Give back all the data exactly, line by line.

··· Given information ···

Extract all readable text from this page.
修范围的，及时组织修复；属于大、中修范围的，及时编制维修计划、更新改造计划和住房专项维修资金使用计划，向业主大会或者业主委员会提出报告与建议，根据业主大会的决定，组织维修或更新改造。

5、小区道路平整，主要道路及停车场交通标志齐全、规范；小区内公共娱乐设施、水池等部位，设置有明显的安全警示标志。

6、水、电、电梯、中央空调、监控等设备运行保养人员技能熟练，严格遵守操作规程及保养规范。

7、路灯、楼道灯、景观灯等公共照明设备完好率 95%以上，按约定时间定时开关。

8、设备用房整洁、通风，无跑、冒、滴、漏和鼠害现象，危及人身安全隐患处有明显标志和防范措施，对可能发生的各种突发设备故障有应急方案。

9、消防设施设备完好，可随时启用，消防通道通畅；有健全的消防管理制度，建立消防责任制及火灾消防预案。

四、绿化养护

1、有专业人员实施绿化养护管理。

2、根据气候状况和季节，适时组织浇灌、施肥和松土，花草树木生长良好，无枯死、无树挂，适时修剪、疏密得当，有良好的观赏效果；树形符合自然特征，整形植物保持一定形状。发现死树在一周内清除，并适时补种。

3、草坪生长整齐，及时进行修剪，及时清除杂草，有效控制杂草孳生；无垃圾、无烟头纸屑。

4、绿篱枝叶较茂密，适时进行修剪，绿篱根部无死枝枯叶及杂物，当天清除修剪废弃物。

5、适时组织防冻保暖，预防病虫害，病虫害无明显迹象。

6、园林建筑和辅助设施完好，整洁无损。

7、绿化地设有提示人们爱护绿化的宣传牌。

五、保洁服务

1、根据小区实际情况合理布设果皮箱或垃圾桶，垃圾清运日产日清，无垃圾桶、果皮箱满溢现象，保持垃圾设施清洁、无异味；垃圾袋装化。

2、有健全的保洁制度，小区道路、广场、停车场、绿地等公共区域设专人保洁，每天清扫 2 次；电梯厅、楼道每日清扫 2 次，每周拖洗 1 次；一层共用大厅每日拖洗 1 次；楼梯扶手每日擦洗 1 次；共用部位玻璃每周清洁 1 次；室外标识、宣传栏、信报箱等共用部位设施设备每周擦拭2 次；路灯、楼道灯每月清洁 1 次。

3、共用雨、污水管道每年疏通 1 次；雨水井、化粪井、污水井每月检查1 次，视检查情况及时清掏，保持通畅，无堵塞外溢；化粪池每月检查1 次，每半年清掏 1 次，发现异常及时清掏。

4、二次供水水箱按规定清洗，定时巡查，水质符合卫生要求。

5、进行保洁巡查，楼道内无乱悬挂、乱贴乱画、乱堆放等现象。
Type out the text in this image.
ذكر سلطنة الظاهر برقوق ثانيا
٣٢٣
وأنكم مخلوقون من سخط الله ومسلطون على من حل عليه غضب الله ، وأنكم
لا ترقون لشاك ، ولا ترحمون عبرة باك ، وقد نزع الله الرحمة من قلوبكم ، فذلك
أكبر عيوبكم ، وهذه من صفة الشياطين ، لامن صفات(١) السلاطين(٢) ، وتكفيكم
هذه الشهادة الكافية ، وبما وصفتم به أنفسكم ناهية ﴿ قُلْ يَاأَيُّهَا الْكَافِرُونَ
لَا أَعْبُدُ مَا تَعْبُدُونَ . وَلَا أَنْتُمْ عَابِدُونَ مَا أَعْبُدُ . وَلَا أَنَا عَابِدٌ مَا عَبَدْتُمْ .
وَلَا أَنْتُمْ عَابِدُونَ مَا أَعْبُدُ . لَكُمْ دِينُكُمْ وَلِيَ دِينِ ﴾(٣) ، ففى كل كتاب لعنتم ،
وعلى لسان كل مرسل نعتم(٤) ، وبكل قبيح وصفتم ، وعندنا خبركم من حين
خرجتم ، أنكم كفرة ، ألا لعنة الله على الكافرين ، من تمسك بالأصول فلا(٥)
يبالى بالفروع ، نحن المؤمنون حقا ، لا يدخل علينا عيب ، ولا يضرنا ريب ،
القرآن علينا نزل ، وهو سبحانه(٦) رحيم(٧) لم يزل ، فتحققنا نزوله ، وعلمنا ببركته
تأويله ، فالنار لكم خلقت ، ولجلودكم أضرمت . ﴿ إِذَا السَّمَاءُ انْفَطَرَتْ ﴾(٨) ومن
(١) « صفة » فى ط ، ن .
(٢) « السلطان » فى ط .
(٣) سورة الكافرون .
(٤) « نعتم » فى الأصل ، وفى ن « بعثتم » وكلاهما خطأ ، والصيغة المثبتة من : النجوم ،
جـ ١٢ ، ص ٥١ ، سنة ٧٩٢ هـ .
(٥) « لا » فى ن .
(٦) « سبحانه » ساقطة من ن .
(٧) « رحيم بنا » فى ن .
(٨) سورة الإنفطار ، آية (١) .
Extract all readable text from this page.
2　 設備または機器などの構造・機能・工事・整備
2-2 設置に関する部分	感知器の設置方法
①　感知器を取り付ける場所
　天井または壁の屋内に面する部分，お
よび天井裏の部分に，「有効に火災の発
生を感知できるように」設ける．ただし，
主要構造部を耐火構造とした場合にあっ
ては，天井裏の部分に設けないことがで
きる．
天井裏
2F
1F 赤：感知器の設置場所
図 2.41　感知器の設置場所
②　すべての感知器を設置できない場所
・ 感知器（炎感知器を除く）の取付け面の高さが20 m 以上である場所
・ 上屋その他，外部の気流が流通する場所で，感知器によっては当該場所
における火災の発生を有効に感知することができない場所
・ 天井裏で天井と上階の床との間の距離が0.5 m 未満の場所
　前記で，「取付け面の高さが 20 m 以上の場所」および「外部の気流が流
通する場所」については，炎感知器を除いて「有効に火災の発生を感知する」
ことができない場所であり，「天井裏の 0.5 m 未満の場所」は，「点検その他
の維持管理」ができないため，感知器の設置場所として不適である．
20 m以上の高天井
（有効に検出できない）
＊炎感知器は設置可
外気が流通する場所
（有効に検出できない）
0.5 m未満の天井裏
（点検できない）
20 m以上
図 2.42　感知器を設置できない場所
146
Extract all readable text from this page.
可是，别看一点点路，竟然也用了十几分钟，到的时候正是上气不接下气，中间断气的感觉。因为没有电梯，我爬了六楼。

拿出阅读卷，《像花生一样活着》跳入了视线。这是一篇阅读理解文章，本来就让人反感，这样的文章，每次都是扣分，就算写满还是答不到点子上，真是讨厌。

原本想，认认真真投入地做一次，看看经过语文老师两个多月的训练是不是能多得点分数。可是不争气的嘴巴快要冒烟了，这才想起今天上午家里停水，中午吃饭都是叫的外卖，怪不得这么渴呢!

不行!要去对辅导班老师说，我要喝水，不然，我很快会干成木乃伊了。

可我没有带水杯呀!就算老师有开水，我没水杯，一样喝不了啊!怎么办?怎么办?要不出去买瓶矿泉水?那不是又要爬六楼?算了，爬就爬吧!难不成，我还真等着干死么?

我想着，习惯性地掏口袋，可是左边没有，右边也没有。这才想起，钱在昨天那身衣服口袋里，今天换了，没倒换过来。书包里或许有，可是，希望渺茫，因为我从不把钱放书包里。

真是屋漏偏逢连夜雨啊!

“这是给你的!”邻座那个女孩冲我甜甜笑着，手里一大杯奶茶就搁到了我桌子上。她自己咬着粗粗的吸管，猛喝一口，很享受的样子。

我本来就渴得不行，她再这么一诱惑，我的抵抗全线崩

···

**Completed exercise**:
Extract all readable text from this page.
修范围的，及时组织修复；属于大、中修范围的，及时编制维修计划、更新改造计划和住房专项维修资金使用计划，向业主大会或者业主委员会提出报告与建议，根据业主大会的决定，组织维修或更新改造。

5、小区道路平整，主要道路及停车场交通标志齐全、规范；小区内公共娱乐设施、水池等部位，设置有明显的安全警示标志。

6、水、电、电梯、中央空调、监控等设备运行保养人员技能熟练，严格遵守操作规程及保养规范。

7、路灯、楼道灯、景观灯等公共照明设备完好率 95%以上，按约定时间定时开关。

8、设备用房整洁、通风，无跑、冒、滴、漏和鼠害现象，危及人身安全隐患处有明显标志和防范措施，对可能发生的各种突发设备故障有应急方案。

9、消防设施设备完好，可随时启用，消防通道通畅；有健全的消防管理制度，建立消防责任制及火灾消防预案。

四、绿化养护

1、有专业人员实施绿化养护管理。

2、根据气候状况和季节，适时组织浇灌、施肥和松土，花草树木生长良好，无枯死、无树挂，适时修剪、疏密得当，有良好的观赏效果；树形符合自然特征，整形植物保持一定形状。发现死树在一周内清除，并适时补种。

3、草坪生长整齐，及时进行修剪，及时清除杂草，有效控制杂草孳生；无垃圾、无烟头纸屑。

4、绿篱枝叶较茂密，适时进行修剪，绿篱根部无死枝枯叶及杂物，当天清除修剪废弃物。

5、适时组织防冻保暖，预防病虫害，病虫害无明显迹象。

6、园林建筑和辅助设施完好，整洁无损。

7、绿化地设有提示人们爱护绿化的宣传牌。

五、保洁服务

1、根据小区实际情况合理布设果皮箱或垃圾桶，垃圾清运日产日清，无垃圾桶、果皮箱满溢现象，保持垃圾设施清洁、无异味；垃圾袋装化。

2、有健全的保洁制度，小区道路、广场、停车场、绿地等公共区域设专人保洁，每天清扫 2 次；电梯厅、楼道每日清扫 2 次，每周拖洗 1 次；一层共用大厅每日拖洗 1 次；楼梯扶手每日擦洗 1 次；共用部位玻璃每周清洁 1 次；室外标识、宣传栏、信报箱等共用部位设施设备每周擦拭2 次；路灯、楼道灯每月清洁 1 次。

3、共用雨、污水管道每年疏通 1 次；雨水井、化粪井、污水井每月检查1 次，视检查情况及时清掏，保持通畅，无堵塞外溢；化粪池每月检查1 次，每半年清掏 1 次，发现异常及时清掏。

4、二次供水水箱按规定清洗，定时巡查，水质符合卫生要求。

5、进行保洁巡查，楼道内无乱悬挂、乱贴乱画、乱堆放等现象。
Type out the text in this image.
ذكر سلطنة الظاهر برقوق ثانيا
٣٢٣
وأنكم مخلوقون من سخط الله ومسلطون على من حل عليه غضب الله ، وأنكم
لا ترقون لشاك ، ولا ترحمون عبرة باك ، وقد نزع الله الرحمة من قلوبكم ، فذلك
أكبر عيوبكم ، وهذه من صفة الشياطين ، لامن صفات(١) السلاطين(٢) ، وتكفيكم
هذه الشهادة الكافية ، وبما وصفتم به أنفسكم ناهية ﴿ قُلْ يَاأَيُّهَا الْكَافِرُونَ
لَا أَعْبُدُ مَا تَعْبُدُونَ . وَلَا أَنْتُمْ عَابِدُونَ مَا أَعْبُدُ . وَلَا أَنَا عَابِدٌ مَا عَبَدْتُمْ .
وَلَا أَنْتُمْ عَابِدُونَ مَا أَعْبُدُ . لَكُمْ دِينُكُمْ وَلِيَ دِينِ ﴾(٣) ، ففى كل كتاب لعنتم ،
وعلى لسان كل مرسل نعتم(٤) ، وبكل قبيح وصفتم ، وعندنا خبركم من حين
خرجتم ، أنكم كفرة ، ألا لعنة الله على الكافرين ، من تمسك بالأصول فلا(٥)
يبالى بالفروع ، نحن المؤمنون حقا ، لا يدخل علينا عيب ، ولا يضرنا ريب ،
القرآن علينا نزل ، وهو سبحانه(٦) رحيم(٧) لم يزل ، فتحققنا نزوله ، وعلمنا ببركته
تأويله ، فالنار لكم خلقت ، ولجلودكم أضرمت . ﴿ إِذَا السَّمَاءُ انْفَطَرَتْ ﴾(٨) ومن
(١) « صفة » فى ط ، ن .
(٢) « السلطان » فى ط .
(٣) سورة الكافرون .
(٤) « نعتم » فى الأصل ، وفى ن « بعثتم » وكلاهما خطأ ، والصيغة المثبتة من : النجوم ،
جـ ١٢ ، ص ٥١ ، سنة ٧٩٢ هـ .
(٥) « لا » فى ن .
(٦) « سبحانه » ساقطة من ن .
(٧) « رحيم بنا » فى ن .
(٨) سورة الإنفطار ، آية (١) .
Extract all readable text from this page.
2　 設備または機器などの構造・機能・工事・整備
2-2 設置に関する部分	感知器の設置方法
①　感知器を取り付ける場所
　天井または壁の屋内に面する部分，お
よび天井裏の部分に，「有効に火災の発
生を感知できるように」設ける．ただし，
主要構造部を耐火構造とした場合にあっ
ては，天井裏の部分に設けないことがで
きる．
天井裏
2F
1F 赤：感知器の設置場所
図 2.41　感知器の設置場所
②　すべての感知器を設置できない場所
・ 感知器（炎感知器を除く）の取付け面の高さが20 m 以上である場所
・ 上屋その他，外部の気流が流通する場所で，感知器によっては当該場所
における火災の発生を有効に感知することができない場所
・ 天井裏で天井と上階の床との間の距離が0.5 m 未満の場所
　前記で，「取付け面の高さが 20 m 以上の場所」および「外部の気流が流
通する場所」については，炎感知器を除いて「有効に火災の発生を感知する」
ことができない場所であり，「天井裏の 0.5 m 未満の場所」は，「点検その他
の維持管理」ができないため，感知器の設置場所として不適である．
20 m以上の高天井
（有効に検出できない）
＊炎感知器は設置可
外気が流通する場所
（有効に検出できない）
0.5 m未満の天井裏
（点検できない）
20 m以上
図 2.42　感知器を設置できない場所
146
Extract all readable text from this page.
可是，别看一点点路，竟然也用了十几分钟，到的时候正是上气不接下气，中间断气的感觉。因为没有电梯，我爬了六楼。

拿出阅读卷，《像花生一样活着》跳入了视线。这是一篇阅读理解文章，本来就让人反感，这样的文章，每次都是扣分，就算写满还是答不到点子上，真是讨厌。

原本想，认认真真投入地做一次，看看经过语文老师两个多月的训练是不是能多得点分数。可是不争气的嘴巴快要冒烟了，这才想起今天上午家里停水，中午吃饭都是叫的外卖，怪不得这么渴呢!

不行!要去对辅导班老师说，我要喝水，不然，我很快会干成木乃伊了。

可我没有带水杯呀!就算老师有开水，我没水杯，一样喝不了啊!怎么办?怎么办?要不出去买瓶矿泉水?那不是又要爬六楼?算了，爬就爬吧!难不成，我还真等着干死么?

我想着，习惯性地掏口袋，可是左边没有，右边也没有。这才想起，钱在昨天那身衣服口袋里，今天换了，没倒换过来。书包里或许有，可是，希望渺茫，因为我从不把钱放书包里。

真是屋漏偏逢连夜雨啊!

“这是给你的!”邻座那个女孩冲我甜甜笑着，手里一大杯奶茶就搁到了我桌子上。她自己咬着粗粗的吸管，猛喝一口，很享受的样子。

我本来就渴得不行，她再这么一诱惑，我的抵抗全线崩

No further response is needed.